■ **STATED GOAL**:
Pictures within the data are to be left out; everything else must be reproduced exactly.

(Stored data)

--- START ---

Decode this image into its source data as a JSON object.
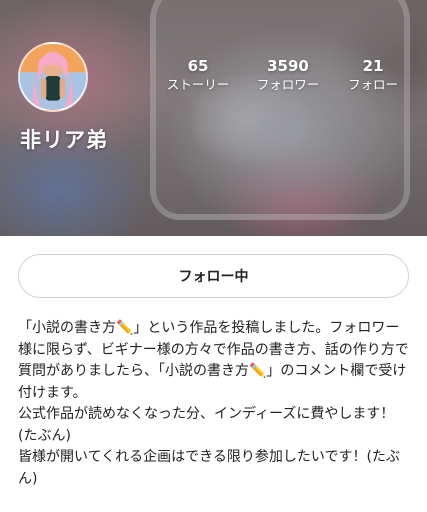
{
  "profile": {
    "username": "非リア弟",
    "avatar": "avatar-illustration"
  },
  "stats": {
    "stories": {
      "value": "65",
      "label": "ストーリー"
    },
    "followers": {
      "value": "3590",
      "label": "フォロワー"
    },
    "following": {
      "value": "21",
      "label": "フォロー"
    }
  },
  "follow_button": {
    "label": "フォロー中"
  },
  "bio": {
    "line1": "「小説の書き方✏️」という作品を投稿しました。フォロワー様に限らず、ビギナー様の方々で作品の書き方、話の作り方で質問がありましたら、「小説の書き方✏️」のコメント欄で受け付けます。",
    "line2": "公式作品が読めなくなった分、インディーズに費やします！(たぶん)",
    "line3": "皆様が開いてくれる企画はできる限り参加したいです！(たぶん)"
  }
}
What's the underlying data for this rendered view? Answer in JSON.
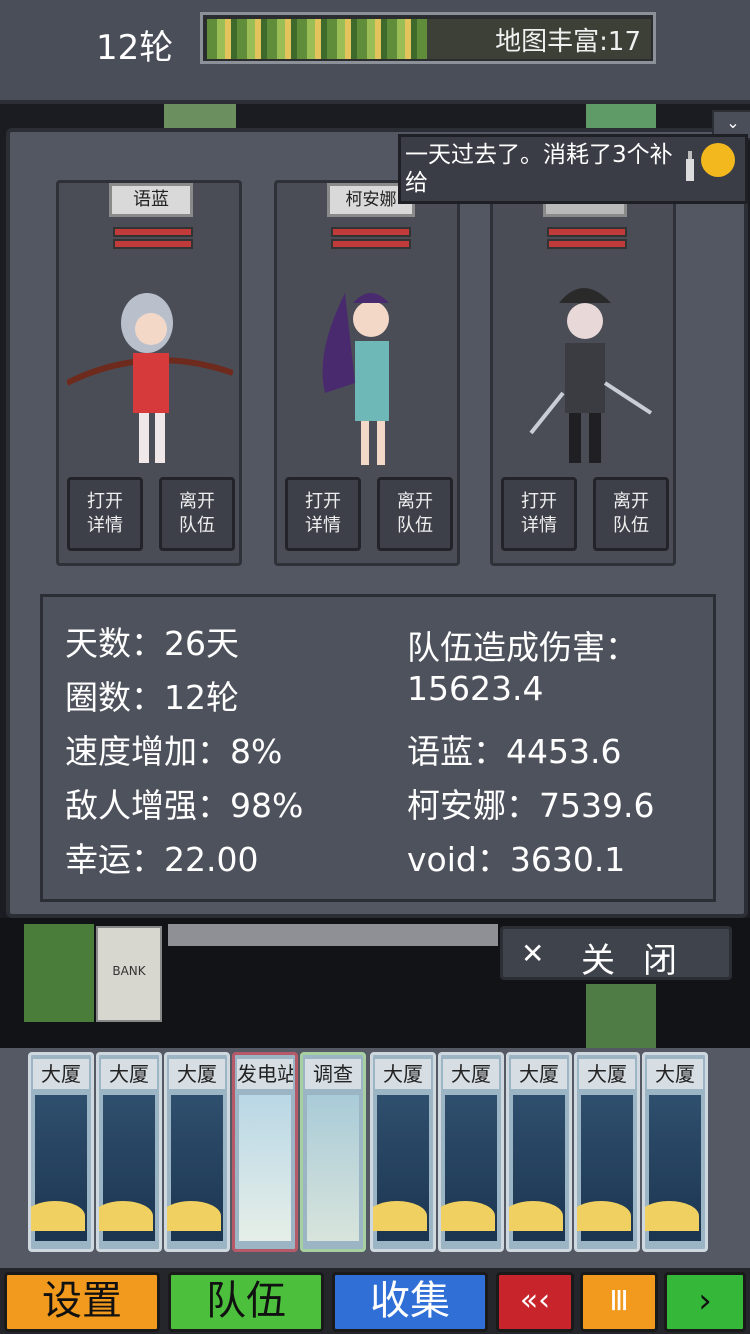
{
  "top_bar": {
    "round": "12轮",
    "map_richness": "地图丰富:17"
  },
  "notification": {
    "message": "一天过去了。消耗了3个补给",
    "collapse_icon": "chevron-down-icon"
  },
  "team": [
    {
      "name": "语蓝",
      "open_details": "打开\n详情",
      "open_1": "打开",
      "open_2": "详情",
      "leave_1": "离开",
      "leave_2": "队伍"
    },
    {
      "name": "柯安娜",
      "open_1": "打开",
      "open_2": "详情",
      "leave_1": "离开",
      "leave_2": "队伍"
    },
    {
      "name": "",
      "open_1": "打开",
      "open_2": "详情",
      "leave_1": "离开",
      "leave_2": "队伍"
    }
  ],
  "stats": {
    "days": "天数：26天",
    "laps": "圈数：12轮",
    "speed": "速度增加：8%",
    "enemy": "敌人增强：98%",
    "luck": "幸运：22.00",
    "team_damage_label": "队伍造成伤害：",
    "team_damage_value": "15623.4",
    "dmg_yulan": "语蓝：4453.6",
    "dmg_keanna": "柯安娜：7539.6",
    "dmg_void": "void：3630.1"
  },
  "close_button": {
    "label": "关闭"
  },
  "world": {
    "bank_sign": "BANK"
  },
  "deck": [
    {
      "label": "大厦",
      "type": "building"
    },
    {
      "label": "大厦",
      "type": "building"
    },
    {
      "label": "大厦",
      "type": "building"
    },
    {
      "label": "发电站",
      "type": "power"
    },
    {
      "label": "调查",
      "type": "investigate"
    },
    {
      "label": "大厦",
      "type": "building"
    },
    {
      "label": "大厦",
      "type": "building"
    },
    {
      "label": "大厦",
      "type": "building"
    },
    {
      "label": "大厦",
      "type": "building"
    },
    {
      "label": "大厦",
      "type": "building"
    }
  ],
  "bottom_bar": {
    "settings": "设置",
    "team": "队伍",
    "collect": "收集",
    "rewind": "«‹",
    "pause": "Ⅲ",
    "play": "›"
  },
  "colors": {
    "settings": "#f29a1d",
    "team": "#4cbf3c",
    "collect": "#2f6fd6",
    "rewind": "#c8242b",
    "pause": "#f29a1d",
    "play": "#35b83a"
  }
}
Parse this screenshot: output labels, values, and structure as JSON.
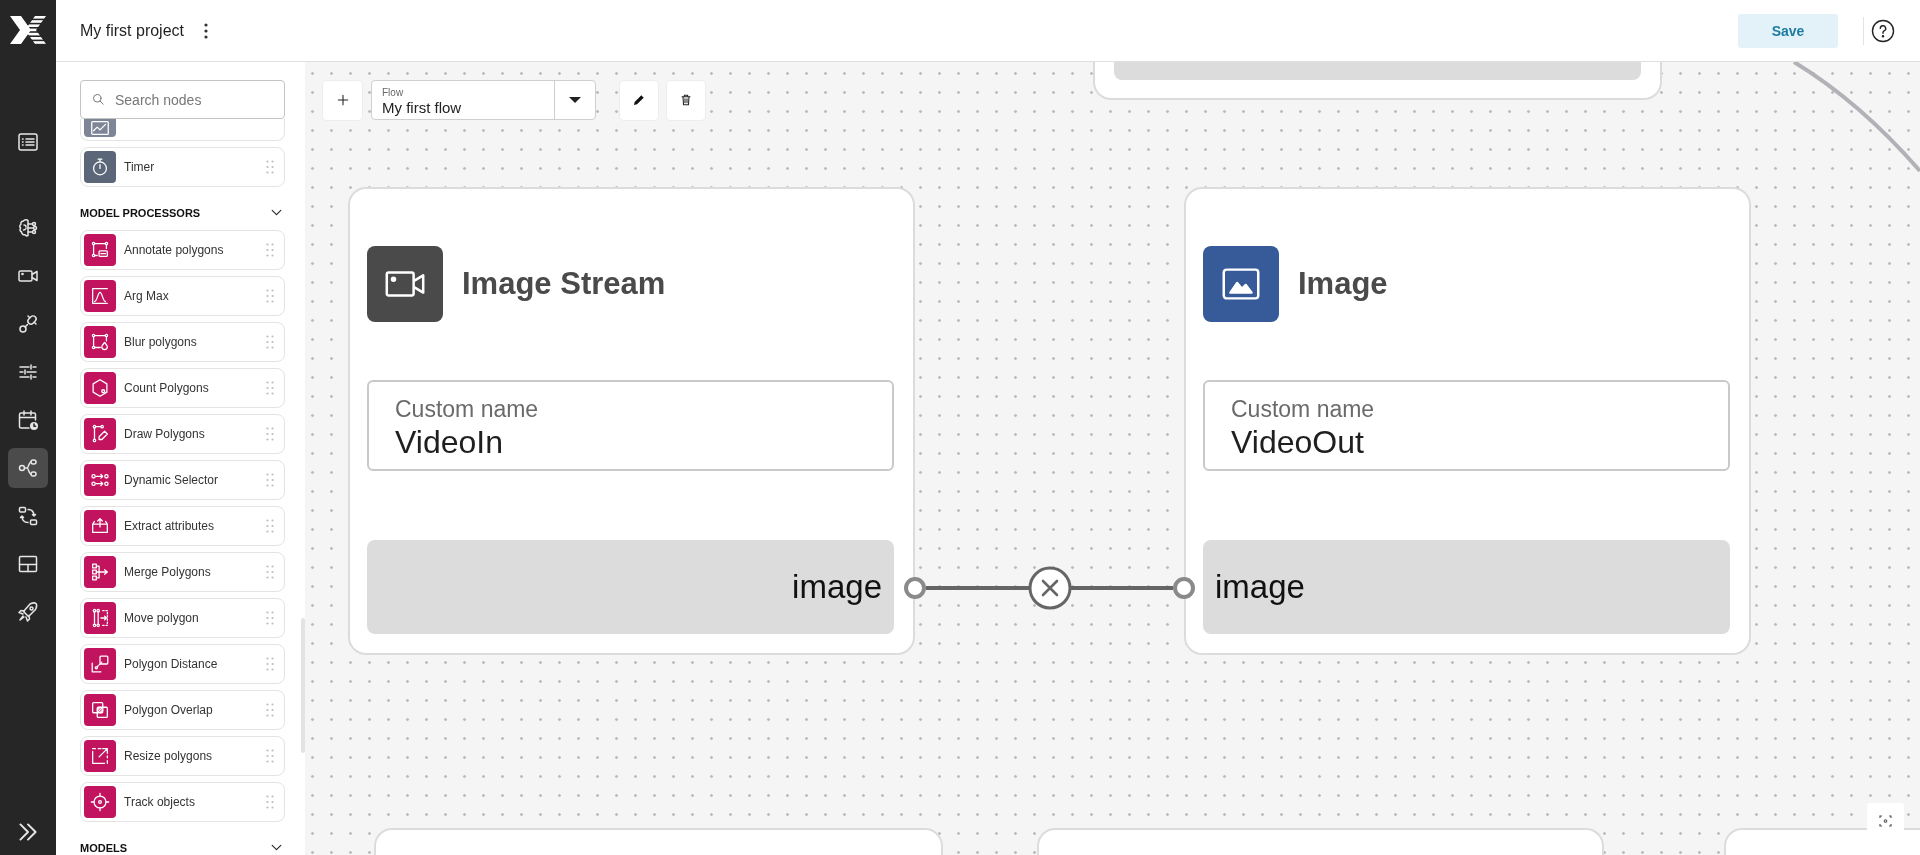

--- END ---

■ **SOLVED PROBLEM**:
Decode this image into its source data as a JSON object.
{
  "profile": {
    "username": "非リア弟",
    "avatar": "avatar-illustration"
  },
  "stats": {
    "stories": {
      "value": "65",
      "label": "ストーリー"
    },
    "followers": {
      "value": "3590",
      "label": "フォロワー"
    },
    "following": {
      "value": "21",
      "label": "フォロー"
    }
  },
  "follow_button": {
    "label": "フォロー中"
  },
  "bio": {
    "line1": "「小説の書き方✏️」という作品を投稿しました。フォロワー様に限らず、ビギナー様の方々で作品の書き方、話の作り方で質問がありましたら、「小説の書き方✏️」のコメント欄で受け付けます。",
    "line2": "公式作品が読めなくなった分、インディーズに費やします！(たぶん)",
    "line3": "皆様が開いてくれる企画はできる限り参加したいです！(たぶん)"
  }
}
What's the underlying data for this rendered view? Answer in JSON.
{
  "top_bar": {
    "round": "12轮",
    "map_richness": "地图丰富:17"
  },
  "notification": {
    "message": "一天过去了。消耗了3个补给",
    "collapse_icon": "chevron-down-icon"
  },
  "team": [
    {
      "name": "语蓝",
      "open_details": "打开\n详情",
      "open_1": "打开",
      "open_2": "详情",
      "leave_1": "离开",
      "leave_2": "队伍"
    },
    {
      "name": "柯安娜",
      "open_1": "打开",
      "open_2": "详情",
      "leave_1": "离开",
      "leave_2": "队伍"
    },
    {
      "name": "",
      "open_1": "打开",
      "open_2": "详情",
      "leave_1": "离开",
      "leave_2": "队伍"
    }
  ],
  "stats": {
    "days": "天数：26天",
    "laps": "圈数：12轮",
    "speed": "速度增加：8%",
    "enemy": "敌人增强：98%",
    "luck": "幸运：22.00",
    "team_damage_label": "队伍造成伤害：",
    "team_damage_value": "15623.4",
    "dmg_yulan": "语蓝：4453.6",
    "dmg_keanna": "柯安娜：7539.6",
    "dmg_void": "void：3630.1"
  },
  "close_button": {
    "label": "关闭"
  },
  "world": {
    "bank_sign": "BANK"
  },
  "deck": [
    {
      "label": "大厦",
      "type": "building"
    },
    {
      "label": "大厦",
      "type": "building"
    },
    {
      "label": "大厦",
      "type": "building"
    },
    {
      "label": "发电站",
      "type": "power"
    },
    {
      "label": "调查",
      "type": "investigate"
    },
    {
      "label": "大厦",
      "type": "building"
    },
    {
      "label": "大厦",
      "type": "building"
    },
    {
      "label": "大厦",
      "type": "building"
    },
    {
      "label": "大厦",
      "type": "building"
    },
    {
      "label": "大厦",
      "type": "building"
    }
  ],
  "bottom_bar": {
    "settings": "设置",
    "team": "队伍",
    "collect": "收集",
    "rewind": "«‹",
    "pause": "Ⅲ",
    "play": "›"
  },
  "colors": {
    "settings": "#f29a1d",
    "team": "#4cbf3c",
    "collect": "#2f6fd6",
    "rewind": "#c8242b",
    "pause": "#f29a1d",
    "play": "#35b83a"
  }
}
Parse this screenshot: output labels, values, and structure as JSON.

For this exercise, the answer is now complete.